(Records from a collection of figures)
>> Begin

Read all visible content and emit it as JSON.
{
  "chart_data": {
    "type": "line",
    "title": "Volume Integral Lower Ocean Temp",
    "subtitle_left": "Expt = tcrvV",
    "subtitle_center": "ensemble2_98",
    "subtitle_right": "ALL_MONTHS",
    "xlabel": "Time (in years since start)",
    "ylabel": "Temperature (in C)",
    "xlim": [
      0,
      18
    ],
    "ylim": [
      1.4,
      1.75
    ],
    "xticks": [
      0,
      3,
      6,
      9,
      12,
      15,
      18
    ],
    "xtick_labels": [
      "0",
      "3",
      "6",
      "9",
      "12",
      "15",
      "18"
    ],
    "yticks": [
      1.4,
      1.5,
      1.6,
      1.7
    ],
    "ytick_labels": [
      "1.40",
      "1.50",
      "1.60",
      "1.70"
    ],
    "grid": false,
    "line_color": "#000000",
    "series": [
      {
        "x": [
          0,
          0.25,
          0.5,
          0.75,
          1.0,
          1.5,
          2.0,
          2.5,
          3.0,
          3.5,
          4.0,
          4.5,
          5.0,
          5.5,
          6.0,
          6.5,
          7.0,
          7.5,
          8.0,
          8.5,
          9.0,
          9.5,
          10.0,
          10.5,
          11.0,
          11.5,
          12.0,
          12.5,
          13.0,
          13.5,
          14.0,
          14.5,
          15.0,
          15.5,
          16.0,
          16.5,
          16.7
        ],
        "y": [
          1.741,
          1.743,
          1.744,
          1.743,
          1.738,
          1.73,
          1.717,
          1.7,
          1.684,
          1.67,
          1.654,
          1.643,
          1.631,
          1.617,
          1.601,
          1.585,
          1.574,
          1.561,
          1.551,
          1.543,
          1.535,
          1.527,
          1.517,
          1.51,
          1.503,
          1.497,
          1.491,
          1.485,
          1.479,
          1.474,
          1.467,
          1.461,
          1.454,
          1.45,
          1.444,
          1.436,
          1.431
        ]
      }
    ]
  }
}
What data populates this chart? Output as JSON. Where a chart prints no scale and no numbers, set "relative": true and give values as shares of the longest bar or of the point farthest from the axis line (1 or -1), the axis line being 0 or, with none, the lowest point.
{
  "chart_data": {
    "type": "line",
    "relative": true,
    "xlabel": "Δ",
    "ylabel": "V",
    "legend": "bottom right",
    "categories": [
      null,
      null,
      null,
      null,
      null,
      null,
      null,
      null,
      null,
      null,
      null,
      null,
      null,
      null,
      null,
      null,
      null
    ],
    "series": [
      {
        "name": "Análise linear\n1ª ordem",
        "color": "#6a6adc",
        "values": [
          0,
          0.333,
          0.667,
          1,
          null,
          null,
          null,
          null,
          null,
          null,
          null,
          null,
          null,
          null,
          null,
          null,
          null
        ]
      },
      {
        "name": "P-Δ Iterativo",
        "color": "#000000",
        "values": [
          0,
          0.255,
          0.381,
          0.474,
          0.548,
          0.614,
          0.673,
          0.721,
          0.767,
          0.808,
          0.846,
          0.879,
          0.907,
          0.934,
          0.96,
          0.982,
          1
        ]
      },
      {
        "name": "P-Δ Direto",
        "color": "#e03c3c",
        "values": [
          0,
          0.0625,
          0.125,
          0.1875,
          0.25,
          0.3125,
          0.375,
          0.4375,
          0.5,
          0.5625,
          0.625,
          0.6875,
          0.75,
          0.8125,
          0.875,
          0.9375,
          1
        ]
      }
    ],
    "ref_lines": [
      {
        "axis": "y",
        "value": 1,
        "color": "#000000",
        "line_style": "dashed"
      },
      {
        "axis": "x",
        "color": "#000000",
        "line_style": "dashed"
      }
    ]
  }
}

>> End
>> Begin

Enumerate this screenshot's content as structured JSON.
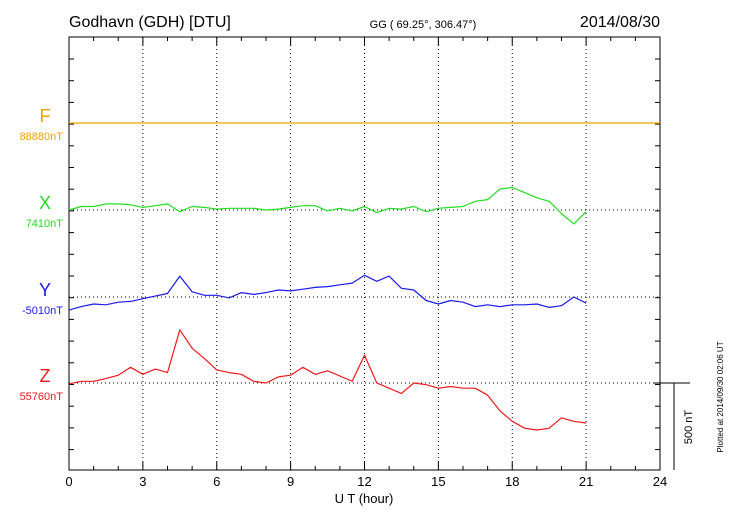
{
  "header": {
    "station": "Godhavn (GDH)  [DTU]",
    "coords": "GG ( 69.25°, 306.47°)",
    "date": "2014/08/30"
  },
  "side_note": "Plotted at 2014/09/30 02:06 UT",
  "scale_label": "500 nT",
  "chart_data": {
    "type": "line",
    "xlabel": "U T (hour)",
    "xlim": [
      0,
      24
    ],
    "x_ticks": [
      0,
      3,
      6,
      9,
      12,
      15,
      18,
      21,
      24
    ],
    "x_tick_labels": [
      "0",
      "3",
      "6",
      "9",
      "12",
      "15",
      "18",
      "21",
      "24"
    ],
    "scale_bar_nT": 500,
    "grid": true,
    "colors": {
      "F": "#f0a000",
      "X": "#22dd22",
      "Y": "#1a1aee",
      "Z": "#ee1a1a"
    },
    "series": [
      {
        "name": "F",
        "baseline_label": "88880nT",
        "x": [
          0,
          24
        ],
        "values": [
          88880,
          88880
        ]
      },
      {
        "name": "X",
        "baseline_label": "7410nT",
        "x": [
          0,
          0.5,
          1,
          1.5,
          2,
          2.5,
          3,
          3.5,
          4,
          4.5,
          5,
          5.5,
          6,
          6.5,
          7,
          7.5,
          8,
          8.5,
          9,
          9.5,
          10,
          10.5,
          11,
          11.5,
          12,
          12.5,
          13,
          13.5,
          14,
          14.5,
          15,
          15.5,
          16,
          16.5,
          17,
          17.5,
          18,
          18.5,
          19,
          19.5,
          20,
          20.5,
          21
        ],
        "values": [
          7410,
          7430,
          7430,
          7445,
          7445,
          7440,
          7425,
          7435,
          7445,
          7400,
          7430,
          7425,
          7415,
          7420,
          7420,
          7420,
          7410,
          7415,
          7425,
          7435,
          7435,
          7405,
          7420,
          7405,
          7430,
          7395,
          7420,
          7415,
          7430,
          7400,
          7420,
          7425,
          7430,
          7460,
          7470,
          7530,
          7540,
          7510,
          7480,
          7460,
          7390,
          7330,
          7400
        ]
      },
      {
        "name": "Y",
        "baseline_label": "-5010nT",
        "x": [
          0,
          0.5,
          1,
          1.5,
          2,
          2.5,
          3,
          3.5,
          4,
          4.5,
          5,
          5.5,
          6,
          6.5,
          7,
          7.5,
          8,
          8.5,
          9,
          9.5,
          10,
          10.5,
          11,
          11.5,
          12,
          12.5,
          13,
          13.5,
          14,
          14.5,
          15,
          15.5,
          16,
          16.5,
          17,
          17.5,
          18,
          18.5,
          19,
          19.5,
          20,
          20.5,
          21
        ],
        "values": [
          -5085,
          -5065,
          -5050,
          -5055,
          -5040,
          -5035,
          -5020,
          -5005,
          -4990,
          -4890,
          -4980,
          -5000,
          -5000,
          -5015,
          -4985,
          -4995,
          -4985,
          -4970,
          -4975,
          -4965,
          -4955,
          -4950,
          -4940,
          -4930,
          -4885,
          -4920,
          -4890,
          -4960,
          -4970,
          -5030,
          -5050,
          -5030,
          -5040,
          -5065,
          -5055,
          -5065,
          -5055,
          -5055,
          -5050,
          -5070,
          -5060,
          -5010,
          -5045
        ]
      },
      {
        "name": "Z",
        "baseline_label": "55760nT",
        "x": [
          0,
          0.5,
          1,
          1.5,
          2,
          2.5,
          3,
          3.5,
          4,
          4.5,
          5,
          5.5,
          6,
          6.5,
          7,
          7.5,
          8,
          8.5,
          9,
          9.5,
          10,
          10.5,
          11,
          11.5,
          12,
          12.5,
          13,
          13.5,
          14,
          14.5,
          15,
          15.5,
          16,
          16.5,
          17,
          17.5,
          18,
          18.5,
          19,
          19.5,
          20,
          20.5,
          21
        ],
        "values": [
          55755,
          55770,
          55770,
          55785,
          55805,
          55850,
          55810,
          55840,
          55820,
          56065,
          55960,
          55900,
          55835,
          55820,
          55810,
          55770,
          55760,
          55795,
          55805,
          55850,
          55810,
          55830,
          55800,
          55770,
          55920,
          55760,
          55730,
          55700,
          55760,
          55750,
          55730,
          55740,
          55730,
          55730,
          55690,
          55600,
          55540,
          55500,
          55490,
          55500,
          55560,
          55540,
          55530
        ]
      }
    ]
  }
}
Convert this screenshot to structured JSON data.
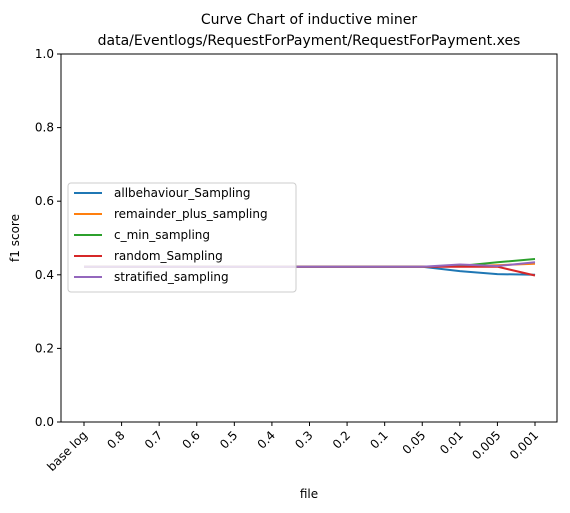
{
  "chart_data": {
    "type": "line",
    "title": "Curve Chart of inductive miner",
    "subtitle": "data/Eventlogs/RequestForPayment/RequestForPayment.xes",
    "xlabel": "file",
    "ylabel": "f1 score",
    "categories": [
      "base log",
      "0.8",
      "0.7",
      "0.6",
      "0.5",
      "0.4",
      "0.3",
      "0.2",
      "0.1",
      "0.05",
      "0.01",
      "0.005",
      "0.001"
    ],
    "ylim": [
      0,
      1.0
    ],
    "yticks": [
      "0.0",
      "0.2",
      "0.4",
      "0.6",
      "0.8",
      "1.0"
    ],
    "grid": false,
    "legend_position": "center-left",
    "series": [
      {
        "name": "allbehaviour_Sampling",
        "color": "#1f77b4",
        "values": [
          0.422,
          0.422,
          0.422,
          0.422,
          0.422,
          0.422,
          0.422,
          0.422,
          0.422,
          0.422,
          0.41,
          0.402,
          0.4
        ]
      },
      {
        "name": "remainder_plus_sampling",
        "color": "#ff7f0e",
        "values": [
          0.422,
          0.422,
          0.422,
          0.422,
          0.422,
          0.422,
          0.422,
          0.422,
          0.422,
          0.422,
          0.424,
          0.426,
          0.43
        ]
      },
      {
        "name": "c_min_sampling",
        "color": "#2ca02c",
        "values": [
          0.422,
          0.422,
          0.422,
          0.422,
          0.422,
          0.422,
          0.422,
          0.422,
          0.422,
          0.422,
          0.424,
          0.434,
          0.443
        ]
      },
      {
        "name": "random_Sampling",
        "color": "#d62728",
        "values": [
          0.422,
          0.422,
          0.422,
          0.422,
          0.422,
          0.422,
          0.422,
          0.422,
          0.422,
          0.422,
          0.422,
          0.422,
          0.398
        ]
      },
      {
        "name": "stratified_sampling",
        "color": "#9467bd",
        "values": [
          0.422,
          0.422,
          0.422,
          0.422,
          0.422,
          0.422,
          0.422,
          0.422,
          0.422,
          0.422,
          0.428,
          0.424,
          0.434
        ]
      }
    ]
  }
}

>> End

# TASK REQUIREMENTS:
Identify every line above with the string "structured" in it. Copy those lines.

# COMPLETED TASK:
Enumerate this screenshot's content as structured JSON.
Convert this screenshot to structured JSON data.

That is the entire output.